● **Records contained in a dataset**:
....

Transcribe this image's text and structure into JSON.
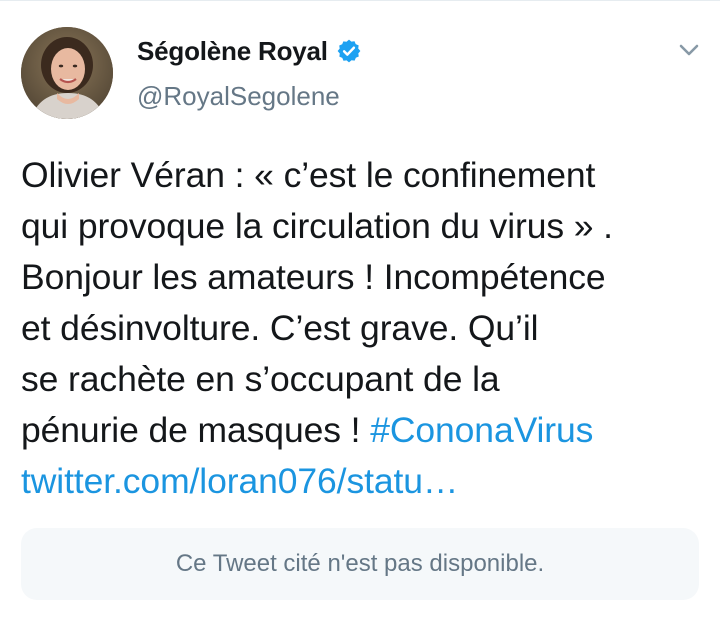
{
  "author": {
    "display_name": "Ségolène Royal",
    "handle": "@RoyalSegolene",
    "verified": true,
    "avatar_icon": "profile-photo"
  },
  "tweet": {
    "lines": [
      "Olivier Véran : « c’est le confinement",
      "qui provoque la circulation du virus » .",
      "Bonjour les amateurs ! Incompétence",
      "et désinvolture. C’est grave. Qu’il",
      "se rachète en s’occupant de la",
      "pénurie de masques ! "
    ],
    "hashtag": "#CononaVirus",
    "url_text": "twitter.com/loran076/statu…"
  },
  "quoted_tweet": {
    "unavailable_text": "Ce Tweet cité n'est pas disponible."
  },
  "colors": {
    "link": "#1b95e0",
    "verified_badge": "#1da1f2",
    "secondary_text": "#657786",
    "card_background": "#f5f8fa"
  },
  "icons": {
    "verified": "verified-badge-icon",
    "menu": "chevron-down-icon"
  }
}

....

Your copy should hold every entry exactly as written, but none of the pictures.

Transcribe this image's text and structure into JSON.
{
  "author": {
    "display_name": "Ségolène Royal",
    "handle": "@RoyalSegolene",
    "verified": true,
    "avatar_icon": "profile-photo"
  },
  "tweet": {
    "lines": [
      "Olivier Véran : « c’est le confinement",
      "qui provoque la circulation du virus » .",
      "Bonjour les amateurs ! Incompétence",
      "et désinvolture. C’est grave. Qu’il",
      "se rachète en s’occupant de la",
      "pénurie de masques ! "
    ],
    "hashtag": "#CononaVirus",
    "url_text": "twitter.com/loran076/statu…"
  },
  "quoted_tweet": {
    "unavailable_text": "Ce Tweet cité n'est pas disponible."
  },
  "colors": {
    "link": "#1b95e0",
    "verified_badge": "#1da1f2",
    "secondary_text": "#657786",
    "card_background": "#f5f8fa"
  },
  "icons": {
    "verified": "verified-badge-icon",
    "menu": "chevron-down-icon"
  }
}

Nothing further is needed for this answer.